→ **EXERCISE OBJECTIVE**:
Pull out every line in the data that has the string "JSON" in it.

[START INPUT FOR THIS TASK]

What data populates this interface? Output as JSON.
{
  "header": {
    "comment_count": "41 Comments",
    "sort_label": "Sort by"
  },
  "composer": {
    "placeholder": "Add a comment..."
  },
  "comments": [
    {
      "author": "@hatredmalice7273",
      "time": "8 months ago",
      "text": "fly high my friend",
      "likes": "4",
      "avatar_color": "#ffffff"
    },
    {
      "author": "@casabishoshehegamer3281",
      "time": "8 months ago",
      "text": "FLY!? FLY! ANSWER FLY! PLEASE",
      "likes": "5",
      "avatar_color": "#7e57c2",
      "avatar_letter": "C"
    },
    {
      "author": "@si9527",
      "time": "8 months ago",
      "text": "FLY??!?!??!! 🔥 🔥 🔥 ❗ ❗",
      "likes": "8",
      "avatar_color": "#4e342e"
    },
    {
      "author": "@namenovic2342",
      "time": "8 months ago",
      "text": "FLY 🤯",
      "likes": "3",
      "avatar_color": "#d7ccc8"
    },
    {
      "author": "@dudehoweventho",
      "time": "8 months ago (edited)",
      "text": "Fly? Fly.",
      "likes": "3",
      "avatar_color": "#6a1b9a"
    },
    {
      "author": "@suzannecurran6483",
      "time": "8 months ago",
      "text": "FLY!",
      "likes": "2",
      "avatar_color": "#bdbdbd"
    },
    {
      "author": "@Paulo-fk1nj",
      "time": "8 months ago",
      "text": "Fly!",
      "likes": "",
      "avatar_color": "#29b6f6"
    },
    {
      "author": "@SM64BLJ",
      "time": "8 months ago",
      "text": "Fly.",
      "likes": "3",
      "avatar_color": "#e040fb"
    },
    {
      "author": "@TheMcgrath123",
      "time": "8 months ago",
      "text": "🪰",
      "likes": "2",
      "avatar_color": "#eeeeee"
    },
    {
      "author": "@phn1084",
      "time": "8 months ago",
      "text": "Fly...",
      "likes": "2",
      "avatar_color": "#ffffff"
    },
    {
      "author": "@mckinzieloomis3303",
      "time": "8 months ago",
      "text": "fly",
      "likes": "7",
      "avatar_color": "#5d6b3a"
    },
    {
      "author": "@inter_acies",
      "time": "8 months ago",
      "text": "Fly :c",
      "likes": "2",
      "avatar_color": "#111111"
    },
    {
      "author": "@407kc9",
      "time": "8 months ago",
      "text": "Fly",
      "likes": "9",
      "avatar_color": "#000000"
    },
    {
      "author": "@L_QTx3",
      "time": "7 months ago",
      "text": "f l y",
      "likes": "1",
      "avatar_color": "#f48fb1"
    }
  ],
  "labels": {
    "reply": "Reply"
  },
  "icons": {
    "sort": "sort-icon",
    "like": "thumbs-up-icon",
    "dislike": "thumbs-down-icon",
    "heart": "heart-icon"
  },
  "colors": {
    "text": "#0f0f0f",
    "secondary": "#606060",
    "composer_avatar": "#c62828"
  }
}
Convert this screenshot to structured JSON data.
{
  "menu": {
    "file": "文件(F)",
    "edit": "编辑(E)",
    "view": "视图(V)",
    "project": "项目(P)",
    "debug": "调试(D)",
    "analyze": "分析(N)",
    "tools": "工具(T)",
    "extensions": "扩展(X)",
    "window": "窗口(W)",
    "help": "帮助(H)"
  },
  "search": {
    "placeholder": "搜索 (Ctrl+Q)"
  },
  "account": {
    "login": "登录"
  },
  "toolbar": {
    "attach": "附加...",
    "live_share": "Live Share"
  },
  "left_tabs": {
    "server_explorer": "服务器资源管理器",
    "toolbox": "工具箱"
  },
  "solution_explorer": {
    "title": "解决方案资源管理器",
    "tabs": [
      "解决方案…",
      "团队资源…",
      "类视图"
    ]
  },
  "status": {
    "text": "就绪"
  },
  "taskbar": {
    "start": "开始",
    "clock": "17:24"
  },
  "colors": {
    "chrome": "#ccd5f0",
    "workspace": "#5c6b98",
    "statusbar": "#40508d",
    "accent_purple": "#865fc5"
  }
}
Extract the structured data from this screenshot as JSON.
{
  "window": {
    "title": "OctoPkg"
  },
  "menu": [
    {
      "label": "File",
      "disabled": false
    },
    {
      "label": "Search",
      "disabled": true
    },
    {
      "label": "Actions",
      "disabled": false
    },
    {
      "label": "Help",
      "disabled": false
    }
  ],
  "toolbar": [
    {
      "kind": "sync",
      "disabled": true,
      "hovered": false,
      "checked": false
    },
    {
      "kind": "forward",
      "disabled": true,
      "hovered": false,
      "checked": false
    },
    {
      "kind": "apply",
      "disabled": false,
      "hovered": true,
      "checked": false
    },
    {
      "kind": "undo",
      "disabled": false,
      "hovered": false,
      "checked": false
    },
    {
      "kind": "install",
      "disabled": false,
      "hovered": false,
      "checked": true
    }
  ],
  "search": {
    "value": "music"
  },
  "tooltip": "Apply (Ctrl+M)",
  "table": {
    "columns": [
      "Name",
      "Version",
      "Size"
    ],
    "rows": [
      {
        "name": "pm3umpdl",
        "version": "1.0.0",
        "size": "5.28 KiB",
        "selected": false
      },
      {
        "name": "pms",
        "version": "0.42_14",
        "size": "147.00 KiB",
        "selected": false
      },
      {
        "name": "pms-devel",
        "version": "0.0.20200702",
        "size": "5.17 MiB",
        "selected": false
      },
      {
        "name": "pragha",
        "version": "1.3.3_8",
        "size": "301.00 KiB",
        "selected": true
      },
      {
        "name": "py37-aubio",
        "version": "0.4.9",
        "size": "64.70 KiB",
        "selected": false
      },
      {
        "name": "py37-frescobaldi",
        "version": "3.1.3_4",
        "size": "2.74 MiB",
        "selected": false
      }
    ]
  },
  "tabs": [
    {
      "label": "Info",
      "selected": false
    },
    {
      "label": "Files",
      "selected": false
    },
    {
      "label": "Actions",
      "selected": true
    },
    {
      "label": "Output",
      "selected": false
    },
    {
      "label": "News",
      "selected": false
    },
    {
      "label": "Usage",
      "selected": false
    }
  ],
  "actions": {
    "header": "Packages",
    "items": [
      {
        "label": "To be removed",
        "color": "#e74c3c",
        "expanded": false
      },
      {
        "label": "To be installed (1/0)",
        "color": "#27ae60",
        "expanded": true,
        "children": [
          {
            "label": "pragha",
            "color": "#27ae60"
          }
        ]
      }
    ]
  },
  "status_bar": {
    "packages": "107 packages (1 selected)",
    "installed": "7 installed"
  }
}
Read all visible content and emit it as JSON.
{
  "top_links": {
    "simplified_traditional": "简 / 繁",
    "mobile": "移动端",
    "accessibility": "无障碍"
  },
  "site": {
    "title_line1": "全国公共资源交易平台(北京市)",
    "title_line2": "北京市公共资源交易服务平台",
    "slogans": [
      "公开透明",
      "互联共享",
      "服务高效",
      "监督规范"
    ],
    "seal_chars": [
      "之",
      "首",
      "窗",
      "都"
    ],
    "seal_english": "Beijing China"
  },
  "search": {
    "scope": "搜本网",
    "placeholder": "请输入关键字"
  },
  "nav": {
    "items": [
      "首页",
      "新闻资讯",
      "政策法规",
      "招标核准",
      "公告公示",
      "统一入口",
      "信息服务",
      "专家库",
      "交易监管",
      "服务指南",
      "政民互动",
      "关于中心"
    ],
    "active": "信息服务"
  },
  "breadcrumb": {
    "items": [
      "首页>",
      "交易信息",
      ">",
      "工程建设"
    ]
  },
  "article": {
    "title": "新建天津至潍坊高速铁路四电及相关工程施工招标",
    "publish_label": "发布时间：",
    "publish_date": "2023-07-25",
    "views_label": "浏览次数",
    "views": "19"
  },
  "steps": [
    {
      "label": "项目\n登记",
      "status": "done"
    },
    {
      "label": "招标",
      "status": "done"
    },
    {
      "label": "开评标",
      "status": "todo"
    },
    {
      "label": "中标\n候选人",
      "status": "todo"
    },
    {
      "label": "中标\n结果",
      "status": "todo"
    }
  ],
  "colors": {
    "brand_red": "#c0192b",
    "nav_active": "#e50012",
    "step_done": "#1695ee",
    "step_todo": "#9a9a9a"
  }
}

[END INPUT FOR THIS TASK]

→ **IN RESPONSE**:
What data populates this interface? Output as JSON.
Convert this screenshot to structured JSON data.
Extract the structured data from this screenshot as JSON.
Read all visible content and emit it as JSON.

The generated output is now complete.